** EXTRACTED MATERIAL **
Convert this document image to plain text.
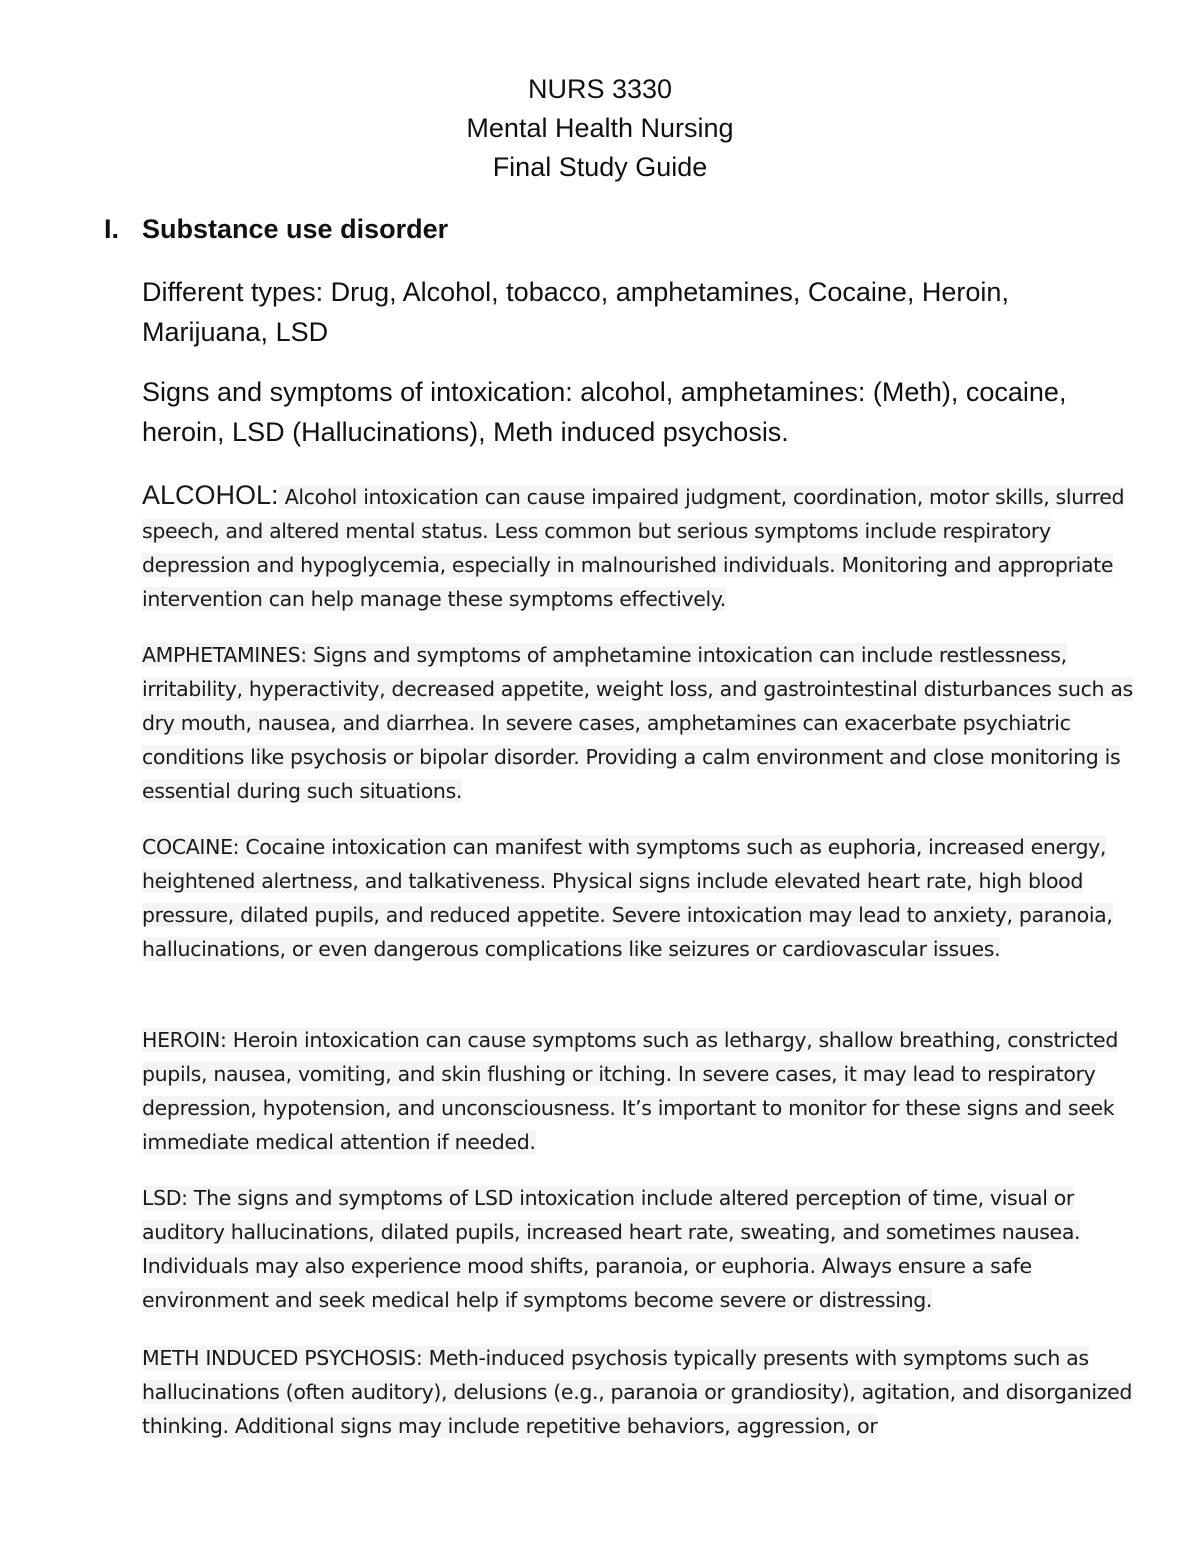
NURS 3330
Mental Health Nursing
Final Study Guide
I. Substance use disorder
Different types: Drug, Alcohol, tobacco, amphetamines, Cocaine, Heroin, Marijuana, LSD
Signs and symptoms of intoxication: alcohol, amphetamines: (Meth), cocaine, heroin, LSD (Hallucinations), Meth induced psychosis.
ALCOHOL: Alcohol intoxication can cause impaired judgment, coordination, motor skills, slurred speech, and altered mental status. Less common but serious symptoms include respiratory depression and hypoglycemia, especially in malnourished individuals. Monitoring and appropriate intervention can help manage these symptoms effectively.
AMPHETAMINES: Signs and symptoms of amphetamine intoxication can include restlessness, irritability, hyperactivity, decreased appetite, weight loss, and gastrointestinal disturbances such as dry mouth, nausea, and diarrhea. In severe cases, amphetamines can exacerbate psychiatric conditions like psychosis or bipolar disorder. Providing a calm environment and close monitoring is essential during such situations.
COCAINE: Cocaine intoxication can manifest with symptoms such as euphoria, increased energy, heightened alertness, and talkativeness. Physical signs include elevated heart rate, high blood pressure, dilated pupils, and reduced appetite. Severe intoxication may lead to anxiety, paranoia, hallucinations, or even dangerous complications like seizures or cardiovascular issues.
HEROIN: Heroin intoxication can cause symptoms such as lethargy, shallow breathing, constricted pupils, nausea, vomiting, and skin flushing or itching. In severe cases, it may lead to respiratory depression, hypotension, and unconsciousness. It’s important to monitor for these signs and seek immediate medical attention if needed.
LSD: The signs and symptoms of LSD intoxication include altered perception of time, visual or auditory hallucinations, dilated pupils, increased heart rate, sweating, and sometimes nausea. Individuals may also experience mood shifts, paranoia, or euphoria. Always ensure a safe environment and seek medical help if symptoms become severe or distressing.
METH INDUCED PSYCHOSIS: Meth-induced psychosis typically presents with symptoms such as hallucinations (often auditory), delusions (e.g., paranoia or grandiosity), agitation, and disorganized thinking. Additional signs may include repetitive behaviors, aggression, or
* * *
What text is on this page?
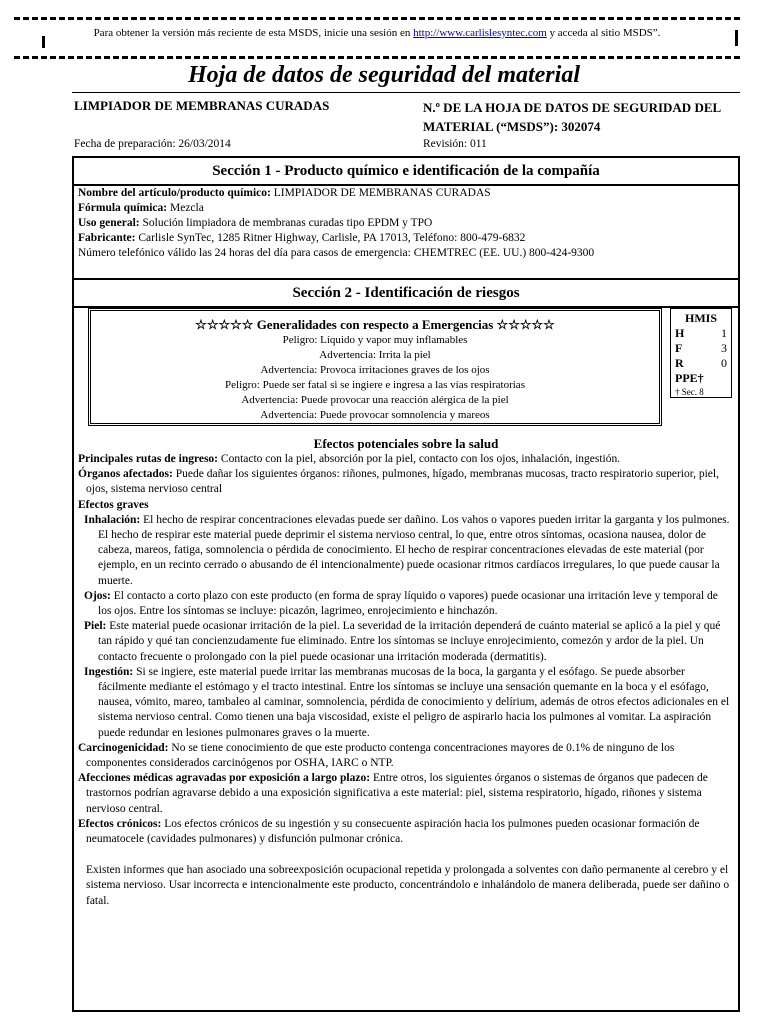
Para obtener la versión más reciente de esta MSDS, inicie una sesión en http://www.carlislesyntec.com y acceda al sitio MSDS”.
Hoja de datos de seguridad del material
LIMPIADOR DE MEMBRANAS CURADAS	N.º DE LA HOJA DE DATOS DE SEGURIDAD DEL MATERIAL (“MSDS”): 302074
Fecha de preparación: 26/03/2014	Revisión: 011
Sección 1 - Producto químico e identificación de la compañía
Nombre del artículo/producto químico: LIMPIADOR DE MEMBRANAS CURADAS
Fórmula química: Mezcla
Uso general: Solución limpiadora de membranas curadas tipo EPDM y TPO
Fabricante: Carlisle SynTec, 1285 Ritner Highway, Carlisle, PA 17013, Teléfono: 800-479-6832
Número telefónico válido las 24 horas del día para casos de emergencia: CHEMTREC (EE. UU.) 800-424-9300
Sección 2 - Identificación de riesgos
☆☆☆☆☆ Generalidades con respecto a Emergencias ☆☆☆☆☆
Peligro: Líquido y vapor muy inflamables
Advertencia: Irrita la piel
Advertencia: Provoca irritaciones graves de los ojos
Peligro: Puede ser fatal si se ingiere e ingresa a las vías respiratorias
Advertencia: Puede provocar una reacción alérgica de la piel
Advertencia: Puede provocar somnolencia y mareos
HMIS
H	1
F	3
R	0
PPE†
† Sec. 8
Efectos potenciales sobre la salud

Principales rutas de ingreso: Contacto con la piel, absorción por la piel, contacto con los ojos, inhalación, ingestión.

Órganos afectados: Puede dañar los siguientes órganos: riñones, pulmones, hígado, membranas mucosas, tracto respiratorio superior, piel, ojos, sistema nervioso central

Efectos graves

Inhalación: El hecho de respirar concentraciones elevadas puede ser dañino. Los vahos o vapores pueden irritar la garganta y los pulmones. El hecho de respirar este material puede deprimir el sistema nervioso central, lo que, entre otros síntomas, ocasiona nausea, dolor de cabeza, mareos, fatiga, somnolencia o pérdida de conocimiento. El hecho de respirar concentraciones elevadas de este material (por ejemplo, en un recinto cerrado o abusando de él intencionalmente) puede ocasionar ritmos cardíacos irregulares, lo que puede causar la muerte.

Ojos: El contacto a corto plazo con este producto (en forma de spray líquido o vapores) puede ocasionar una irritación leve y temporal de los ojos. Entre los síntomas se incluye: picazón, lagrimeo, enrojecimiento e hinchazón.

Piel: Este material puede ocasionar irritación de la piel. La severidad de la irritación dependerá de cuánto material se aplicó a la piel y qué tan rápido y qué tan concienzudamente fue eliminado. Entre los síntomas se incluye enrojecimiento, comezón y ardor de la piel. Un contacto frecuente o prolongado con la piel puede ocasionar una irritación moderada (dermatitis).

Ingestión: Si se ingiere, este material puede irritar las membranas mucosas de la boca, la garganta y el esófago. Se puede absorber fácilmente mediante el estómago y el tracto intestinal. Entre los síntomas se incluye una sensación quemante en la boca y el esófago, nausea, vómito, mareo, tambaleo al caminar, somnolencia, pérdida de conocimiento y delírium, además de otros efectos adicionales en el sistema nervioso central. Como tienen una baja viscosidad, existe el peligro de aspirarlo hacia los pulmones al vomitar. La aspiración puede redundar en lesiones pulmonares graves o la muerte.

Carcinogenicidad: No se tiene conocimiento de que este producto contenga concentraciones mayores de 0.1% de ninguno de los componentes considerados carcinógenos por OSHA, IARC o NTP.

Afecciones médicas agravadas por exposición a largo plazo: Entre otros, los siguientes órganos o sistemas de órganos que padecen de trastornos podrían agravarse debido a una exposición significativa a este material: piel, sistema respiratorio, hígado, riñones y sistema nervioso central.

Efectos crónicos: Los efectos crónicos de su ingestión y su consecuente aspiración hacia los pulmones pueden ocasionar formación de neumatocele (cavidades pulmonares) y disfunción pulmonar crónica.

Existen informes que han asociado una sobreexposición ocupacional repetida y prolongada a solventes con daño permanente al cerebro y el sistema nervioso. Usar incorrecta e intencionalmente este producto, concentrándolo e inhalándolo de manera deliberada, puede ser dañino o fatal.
--
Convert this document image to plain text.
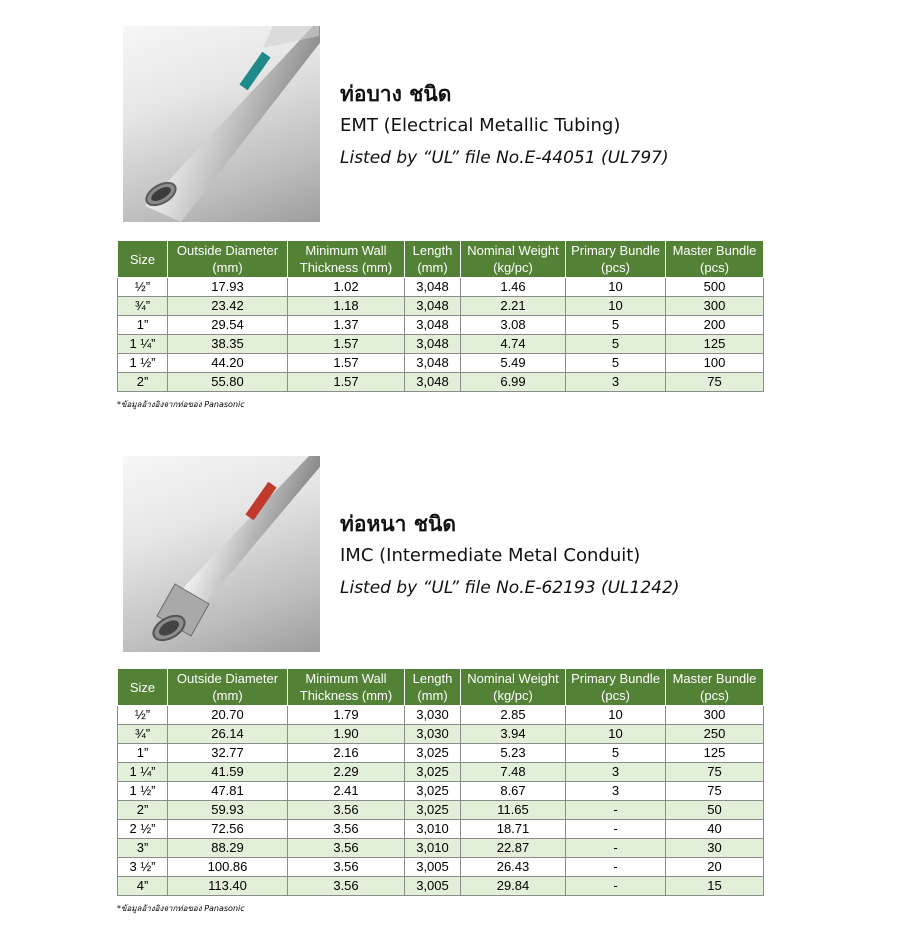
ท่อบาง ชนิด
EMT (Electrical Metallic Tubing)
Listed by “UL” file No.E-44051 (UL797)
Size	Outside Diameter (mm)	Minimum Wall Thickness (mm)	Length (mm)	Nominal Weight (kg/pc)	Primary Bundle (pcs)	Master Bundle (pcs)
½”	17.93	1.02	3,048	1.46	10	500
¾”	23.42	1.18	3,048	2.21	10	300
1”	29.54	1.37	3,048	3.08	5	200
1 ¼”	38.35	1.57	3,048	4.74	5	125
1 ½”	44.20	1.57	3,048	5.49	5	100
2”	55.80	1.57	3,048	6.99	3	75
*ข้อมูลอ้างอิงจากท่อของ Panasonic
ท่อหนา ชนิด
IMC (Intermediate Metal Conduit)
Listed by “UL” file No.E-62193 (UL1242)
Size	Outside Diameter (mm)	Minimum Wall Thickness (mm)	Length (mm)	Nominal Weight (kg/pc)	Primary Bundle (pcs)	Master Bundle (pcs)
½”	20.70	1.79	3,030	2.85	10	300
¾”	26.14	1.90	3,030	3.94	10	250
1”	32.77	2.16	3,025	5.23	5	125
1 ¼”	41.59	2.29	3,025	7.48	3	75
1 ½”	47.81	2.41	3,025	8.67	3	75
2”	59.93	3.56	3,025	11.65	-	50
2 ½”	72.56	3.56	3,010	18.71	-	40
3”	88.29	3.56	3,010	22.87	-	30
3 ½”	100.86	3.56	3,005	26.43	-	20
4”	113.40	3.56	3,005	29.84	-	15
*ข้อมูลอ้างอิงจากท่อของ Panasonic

** WHAT YOU HAVE TO DO **
Gather all lines with the string "provocar" from the data.

** EXPECTED ANSWER **
Advertencia: Puede provocar una reacción alérgica de la piel
Advertencia: Puede provocar somnolencia y mareos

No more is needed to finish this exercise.